▸ **Stated problem**:
Print the data exactly, leaving nothing out.

[Items listed in a dataset]
══════
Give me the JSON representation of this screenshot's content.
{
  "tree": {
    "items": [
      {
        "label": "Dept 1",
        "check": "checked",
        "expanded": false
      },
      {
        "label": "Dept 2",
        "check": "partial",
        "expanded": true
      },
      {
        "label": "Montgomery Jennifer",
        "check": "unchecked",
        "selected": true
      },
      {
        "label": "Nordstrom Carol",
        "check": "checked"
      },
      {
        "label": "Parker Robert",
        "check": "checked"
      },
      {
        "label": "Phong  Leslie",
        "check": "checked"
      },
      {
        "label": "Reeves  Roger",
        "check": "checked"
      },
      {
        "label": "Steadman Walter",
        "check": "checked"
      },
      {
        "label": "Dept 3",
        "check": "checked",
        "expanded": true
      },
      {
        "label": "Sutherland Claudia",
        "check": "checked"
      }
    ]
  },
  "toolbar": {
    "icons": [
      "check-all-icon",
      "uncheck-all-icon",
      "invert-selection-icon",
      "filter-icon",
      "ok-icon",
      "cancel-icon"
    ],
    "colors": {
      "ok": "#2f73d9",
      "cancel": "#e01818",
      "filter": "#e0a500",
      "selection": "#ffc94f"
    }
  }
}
══════
▸ **Exercise solution**:
Give me the JSON representation of this screenshot's content.
{
  "tree": {
    "items": [
      {
        "label": "Dept 1",
        "check": "checked",
        "expanded": false
      },
      {
        "label": "Dept 2",
        "check": "partial",
        "expanded": true
      },
      {
        "label": "Montgomery Jennifer",
        "check": "unchecked",
        "selected": true
      },
      {
        "label": "Nordstrom Carol",
        "check": "checked"
      },
      {
        "label": "Parker Robert",
        "check": "checked"
      },
      {
        "label": "Phong  Leslie",
        "check": "checked"
      },
      {
        "label": "Reeves  Roger",
        "check": "checked"
      },
      {
        "label": "Steadman Walter",
        "check": "checked"
      },
      {
        "label": "Dept 3",
        "check": "checked",
        "expanded": true
      },
      {
        "label": "Sutherland Claudia",
        "check": "checked"
      }
    ]
  },
  "toolbar": {
    "icons": [
      "check-all-icon",
      "uncheck-all-icon",
      "invert-selection-icon",
      "filter-icon",
      "ok-icon",
      "cancel-icon"
    ],
    "colors": {
      "ok": "#2f73d9",
      "cancel": "#e01818",
      "filter": "#e0a500",
      "selection": "#ffc94f"
    }
  }
}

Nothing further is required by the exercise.